Copy everything in the data below exactly except the pictures.

## Entries taken from a collection
----

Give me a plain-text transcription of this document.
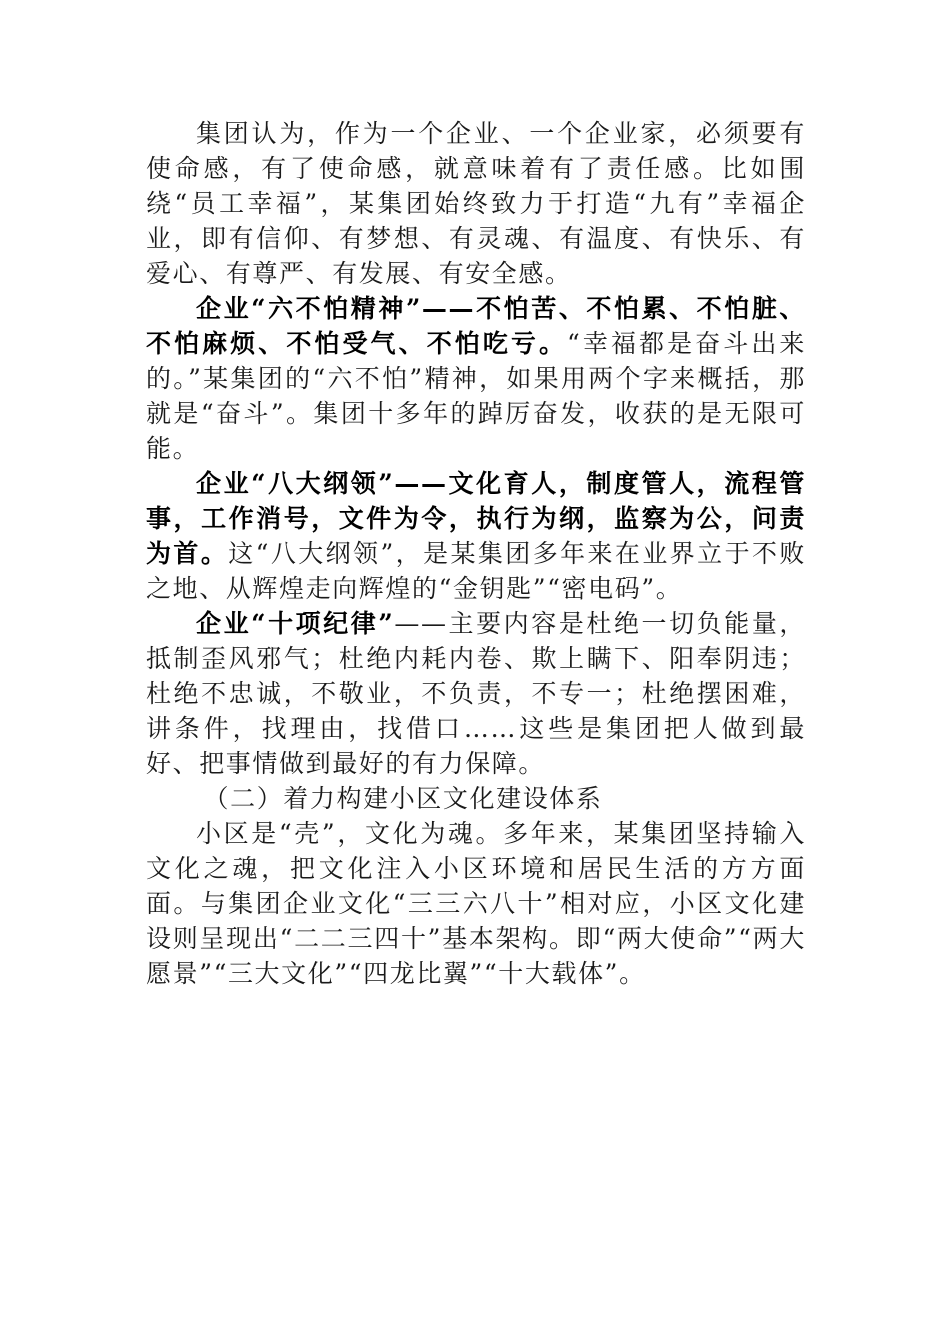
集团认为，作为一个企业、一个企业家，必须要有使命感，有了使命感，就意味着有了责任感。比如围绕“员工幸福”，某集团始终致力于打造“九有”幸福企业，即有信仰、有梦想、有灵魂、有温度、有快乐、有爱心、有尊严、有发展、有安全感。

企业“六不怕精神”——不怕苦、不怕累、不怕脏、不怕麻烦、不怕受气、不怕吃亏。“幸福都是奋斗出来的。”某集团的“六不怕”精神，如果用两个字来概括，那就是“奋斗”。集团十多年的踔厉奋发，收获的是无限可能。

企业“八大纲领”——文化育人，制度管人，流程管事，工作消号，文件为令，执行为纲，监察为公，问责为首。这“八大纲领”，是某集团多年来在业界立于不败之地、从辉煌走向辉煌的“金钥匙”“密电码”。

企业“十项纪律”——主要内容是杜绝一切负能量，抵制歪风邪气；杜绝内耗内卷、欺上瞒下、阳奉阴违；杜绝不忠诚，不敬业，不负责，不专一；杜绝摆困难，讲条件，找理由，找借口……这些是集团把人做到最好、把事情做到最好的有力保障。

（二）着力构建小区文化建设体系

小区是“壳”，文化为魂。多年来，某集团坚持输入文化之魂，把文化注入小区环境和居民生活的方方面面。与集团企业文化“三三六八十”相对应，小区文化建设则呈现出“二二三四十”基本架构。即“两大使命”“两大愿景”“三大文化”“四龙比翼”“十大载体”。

----

## Response
Give me a plain-text transcription of this document.
集团认为，作为一个企业、一个企业家，必须要有使命感，有了使命感，就意味着有了责任感。比如围绕“员工幸福”，某集团始终致力于打造“九有”幸福企业，即有信仰、有梦想、有灵魂、有温度、有快乐、有爱心、有尊严、有发展、有安全感。

企业“六不怕精神”——不怕苦、不怕累、不怕脏、不怕麻烦、不怕受气、不怕吃亏。“幸福都是奋斗出来的。”某集团的“六不怕”精神，如果用两个字来概括，那就是“奋斗”。集团十多年的踔厉奋发，收获的是无限可能。

企业“八大纲领”——文化育人，制度管人，流程管事，工作消号，文件为令，执行为纲，监察为公，问责为首。这“八大纲领”，是某集团多年来在业界立于不败之地、从辉煌走向辉煌的“金钥匙”“密电码”。

企业“十项纪律”——主要内容是杜绝一切负能量，抵制歪风邪气；杜绝内耗内卷、欺上瞒下、阳奉阴违；杜绝不忠诚，不敬业，不负责，不专一；杜绝摆困难，讲条件，找理由，找借口……这些是集团把人做到最好、把事情做到最好的有力保障。

（二）着力构建小区文化建设体系

小区是“壳”，文化为魂。多年来，某集团坚持输入文化之魂，把文化注入小区环境和居民生活的方方面面。与集团企业文化“三三六八十”相对应，小区文化建设则呈现出“二二三四十”基本架构。即“两大使命”“两大愿景”“三大文化”“四龙比翼”“十大载体”。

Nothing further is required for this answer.